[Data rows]
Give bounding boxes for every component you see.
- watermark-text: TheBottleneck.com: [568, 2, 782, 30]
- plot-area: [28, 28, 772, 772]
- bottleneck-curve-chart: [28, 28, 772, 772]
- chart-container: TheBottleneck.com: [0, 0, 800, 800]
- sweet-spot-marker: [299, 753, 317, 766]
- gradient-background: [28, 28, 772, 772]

■ YOUR INSTRUCTIONS
Copy every line of the rows above word for word.

■ WRITTEN RESPONSE
Give bounding boxes for every component you see.
- watermark-text: TheBottleneck.com: [568, 2, 782, 30]
- plot-area: [28, 28, 772, 772]
- bottleneck-curve-chart: [28, 28, 772, 772]
- chart-container: TheBottleneck.com: [0, 0, 800, 800]
- sweet-spot-marker: [299, 753, 317, 766]
- gradient-background: [28, 28, 772, 772]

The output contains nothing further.